Task statement — Return every line below as is, leaving out the pictures.

Rows —
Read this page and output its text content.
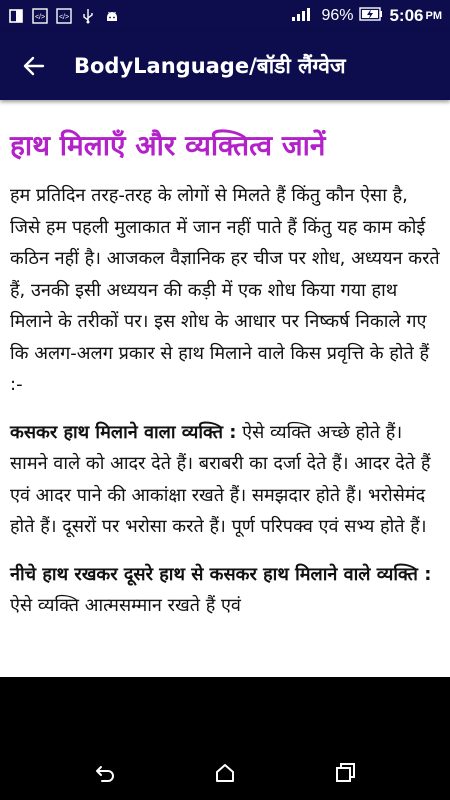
</> </>	96% 5:06 PM
BodyLanguage/बॉडी लैंग्वेज
हाथ मिलाएँ और व्यक्तित्व जानें

हम प्रतिदिन तरह-तरह के लोगों से मिलते हैं किंतु कौन ऐसा है, जिसे हम पहली मुलाकात में जान नहीं पाते हैं किंतु यह काम कोई कठिन नहीं है। आजकल वैज्ञानिक हर चीज पर शोध, अध्ययन करते हैं, उनकी इसी अध्ययन की कड़ी में एक शोध किया गया हाथ मिलाने के तरीकों पर। इस शोध के आधार पर निष्कर्ष निकाले गए कि अलग-अलग प्रकार से हाथ मिलाने वाले किस प्रवृत्ति के होते हैं :-

कसकर हाथ मिलाने वाला व्यक्ति : ऐसे व्यक्ति अच्छे होते हैं। सामने वाले को आदर देते हैं। बराबरी का दर्जा देते हैं। आदर देते हैं एवं आदर पाने की आकांक्षा रखते हैं। समझदार होते हैं। भरोसेमंद होते हैं। दूसरों पर भरोसा करते हैं। पूर्ण परिपक्व एवं सभ्य होते हैं।

नीचे हाथ रखकर दूसरे हाथ से कसकर हाथ मिलाने वाले व्यक्ति : ऐसे व्यक्ति आत्मसम्मान रखते हैं एवं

Response to the task —
Read this page and output its text content.
</> </>	96% 5:06 PM
BodyLanguage/बॉडी लैंग्वेज
हाथ मिलाएँ और व्यक्तित्व जानें

हम प्रतिदिन तरह-तरह के लोगों से मिलते हैं किंतु कौन ऐसा है, जिसे हम पहली मुलाकात में जान नहीं पाते हैं किंतु यह काम कोई कठिन नहीं है। आजकल वैज्ञानिक हर चीज पर शोध, अध्ययन करते हैं, उनकी इसी अध्ययन की कड़ी में एक शोध किया गया हाथ मिलाने के तरीकों पर। इस शोध के आधार पर निष्कर्ष निकाले गए कि अलग-अलग प्रकार से हाथ मिलाने वाले किस प्रवृत्ति के होते हैं :-

कसकर हाथ मिलाने वाला व्यक्ति : ऐसे व्यक्ति अच्छे होते हैं। सामने वाले को आदर देते हैं। बराबरी का दर्जा देते हैं। आदर देते हैं एवं आदर पाने की आकांक्षा रखते हैं। समझदार होते हैं। भरोसेमंद होते हैं। दूसरों पर भरोसा करते हैं। पूर्ण परिपक्व एवं सभ्य होते हैं।

नीचे हाथ रखकर दूसरे हाथ से कसकर हाथ मिलाने वाले व्यक्ति : ऐसे व्यक्ति आत्मसम्मान रखते हैं एवं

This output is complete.